# What is required:
Go through the material below and copy all lines with "from".

------------------------------------------------

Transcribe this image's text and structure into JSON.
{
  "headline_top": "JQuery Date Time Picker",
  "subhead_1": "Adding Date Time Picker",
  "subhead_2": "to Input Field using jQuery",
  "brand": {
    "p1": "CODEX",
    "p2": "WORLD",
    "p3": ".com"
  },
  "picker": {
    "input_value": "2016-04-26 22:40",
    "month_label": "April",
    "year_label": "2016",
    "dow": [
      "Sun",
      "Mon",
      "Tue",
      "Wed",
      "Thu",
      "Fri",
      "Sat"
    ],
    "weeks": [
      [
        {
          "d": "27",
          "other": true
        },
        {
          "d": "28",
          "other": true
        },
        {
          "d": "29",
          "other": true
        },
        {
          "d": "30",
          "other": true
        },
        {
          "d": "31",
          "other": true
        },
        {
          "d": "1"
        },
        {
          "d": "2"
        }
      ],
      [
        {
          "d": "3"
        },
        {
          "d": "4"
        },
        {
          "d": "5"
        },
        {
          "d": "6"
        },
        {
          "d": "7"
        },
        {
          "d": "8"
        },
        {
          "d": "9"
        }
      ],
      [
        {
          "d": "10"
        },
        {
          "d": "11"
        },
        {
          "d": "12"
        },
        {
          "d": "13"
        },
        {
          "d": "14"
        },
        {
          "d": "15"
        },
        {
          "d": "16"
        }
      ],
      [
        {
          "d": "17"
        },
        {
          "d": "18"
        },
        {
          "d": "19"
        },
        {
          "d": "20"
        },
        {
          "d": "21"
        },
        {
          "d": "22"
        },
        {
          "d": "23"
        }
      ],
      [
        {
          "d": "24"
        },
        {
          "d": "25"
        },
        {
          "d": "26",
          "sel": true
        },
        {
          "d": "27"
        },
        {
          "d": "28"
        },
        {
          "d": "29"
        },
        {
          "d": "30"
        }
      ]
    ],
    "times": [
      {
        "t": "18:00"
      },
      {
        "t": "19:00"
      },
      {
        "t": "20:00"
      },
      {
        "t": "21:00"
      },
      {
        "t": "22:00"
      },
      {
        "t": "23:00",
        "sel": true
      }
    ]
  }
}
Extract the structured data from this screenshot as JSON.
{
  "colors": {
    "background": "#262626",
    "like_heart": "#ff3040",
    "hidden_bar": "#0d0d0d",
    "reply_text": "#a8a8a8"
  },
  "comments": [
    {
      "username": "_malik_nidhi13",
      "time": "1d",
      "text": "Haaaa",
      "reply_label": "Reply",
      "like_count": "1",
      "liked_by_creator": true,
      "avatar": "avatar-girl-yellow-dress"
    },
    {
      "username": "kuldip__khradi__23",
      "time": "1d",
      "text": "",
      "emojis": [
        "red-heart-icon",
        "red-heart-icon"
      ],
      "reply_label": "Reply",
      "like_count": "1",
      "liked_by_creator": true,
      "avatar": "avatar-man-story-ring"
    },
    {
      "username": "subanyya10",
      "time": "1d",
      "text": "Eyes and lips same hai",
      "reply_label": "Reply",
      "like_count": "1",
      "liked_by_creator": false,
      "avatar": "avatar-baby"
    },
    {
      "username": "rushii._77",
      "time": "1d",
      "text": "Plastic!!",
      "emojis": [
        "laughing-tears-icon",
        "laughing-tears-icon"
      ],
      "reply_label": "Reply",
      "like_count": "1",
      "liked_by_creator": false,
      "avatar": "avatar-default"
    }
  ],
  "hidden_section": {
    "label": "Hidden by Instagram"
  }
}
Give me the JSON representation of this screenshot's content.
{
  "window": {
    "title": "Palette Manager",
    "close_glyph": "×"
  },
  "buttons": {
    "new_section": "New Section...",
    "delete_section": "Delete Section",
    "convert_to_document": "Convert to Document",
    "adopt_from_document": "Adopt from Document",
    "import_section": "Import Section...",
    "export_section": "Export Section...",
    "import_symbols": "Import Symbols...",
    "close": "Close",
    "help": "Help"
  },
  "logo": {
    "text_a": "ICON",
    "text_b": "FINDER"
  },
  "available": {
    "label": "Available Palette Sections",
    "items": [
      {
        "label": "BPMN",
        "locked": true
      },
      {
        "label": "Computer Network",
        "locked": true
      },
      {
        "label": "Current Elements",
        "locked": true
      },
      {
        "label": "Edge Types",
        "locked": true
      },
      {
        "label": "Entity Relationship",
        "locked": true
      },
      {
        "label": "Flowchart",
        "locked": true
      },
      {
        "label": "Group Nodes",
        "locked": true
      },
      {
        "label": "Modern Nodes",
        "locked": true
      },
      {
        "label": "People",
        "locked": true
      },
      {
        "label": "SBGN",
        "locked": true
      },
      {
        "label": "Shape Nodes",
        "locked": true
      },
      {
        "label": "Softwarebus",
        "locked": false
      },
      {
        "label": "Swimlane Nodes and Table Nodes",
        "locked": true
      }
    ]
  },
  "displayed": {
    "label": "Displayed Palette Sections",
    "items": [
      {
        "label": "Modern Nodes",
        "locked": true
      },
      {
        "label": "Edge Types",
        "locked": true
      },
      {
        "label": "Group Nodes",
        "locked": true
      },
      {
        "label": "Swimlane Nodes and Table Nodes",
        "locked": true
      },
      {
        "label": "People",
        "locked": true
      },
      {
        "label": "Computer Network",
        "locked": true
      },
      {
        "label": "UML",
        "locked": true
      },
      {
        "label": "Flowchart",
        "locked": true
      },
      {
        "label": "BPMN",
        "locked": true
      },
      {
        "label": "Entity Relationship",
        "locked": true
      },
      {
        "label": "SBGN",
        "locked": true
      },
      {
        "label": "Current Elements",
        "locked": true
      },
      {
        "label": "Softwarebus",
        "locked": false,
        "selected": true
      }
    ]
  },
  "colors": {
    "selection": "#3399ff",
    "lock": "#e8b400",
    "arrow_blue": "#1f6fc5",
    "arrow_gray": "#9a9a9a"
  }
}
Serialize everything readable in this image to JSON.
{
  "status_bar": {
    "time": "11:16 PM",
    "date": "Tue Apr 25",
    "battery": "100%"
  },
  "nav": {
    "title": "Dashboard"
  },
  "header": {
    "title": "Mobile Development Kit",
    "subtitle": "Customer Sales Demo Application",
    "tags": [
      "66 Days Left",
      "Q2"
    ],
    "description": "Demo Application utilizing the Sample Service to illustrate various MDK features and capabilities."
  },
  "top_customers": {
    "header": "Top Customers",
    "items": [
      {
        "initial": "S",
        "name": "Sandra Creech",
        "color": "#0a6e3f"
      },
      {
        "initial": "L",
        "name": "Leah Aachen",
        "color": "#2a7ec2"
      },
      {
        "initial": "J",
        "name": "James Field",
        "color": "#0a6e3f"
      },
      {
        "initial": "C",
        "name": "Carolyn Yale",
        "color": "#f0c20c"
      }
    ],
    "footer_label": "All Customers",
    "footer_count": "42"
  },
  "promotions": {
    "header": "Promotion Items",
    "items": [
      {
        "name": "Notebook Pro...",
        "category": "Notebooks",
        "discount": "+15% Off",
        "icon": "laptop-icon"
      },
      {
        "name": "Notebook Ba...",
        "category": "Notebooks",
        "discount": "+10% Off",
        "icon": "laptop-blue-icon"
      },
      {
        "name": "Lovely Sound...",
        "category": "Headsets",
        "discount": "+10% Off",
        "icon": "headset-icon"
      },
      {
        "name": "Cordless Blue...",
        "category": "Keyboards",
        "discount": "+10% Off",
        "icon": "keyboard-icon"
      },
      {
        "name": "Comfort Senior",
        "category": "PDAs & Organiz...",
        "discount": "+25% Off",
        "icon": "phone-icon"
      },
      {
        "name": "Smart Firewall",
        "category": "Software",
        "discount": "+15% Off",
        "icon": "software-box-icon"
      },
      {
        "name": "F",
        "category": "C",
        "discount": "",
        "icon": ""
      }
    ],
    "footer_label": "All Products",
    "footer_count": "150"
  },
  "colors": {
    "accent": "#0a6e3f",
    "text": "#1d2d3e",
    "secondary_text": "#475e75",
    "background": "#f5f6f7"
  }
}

------------------------------------------------

# Answer for this exercise:
Extract the structured data from this screenshot as JSON.
    "adopt_from_document": "Adopt from Document",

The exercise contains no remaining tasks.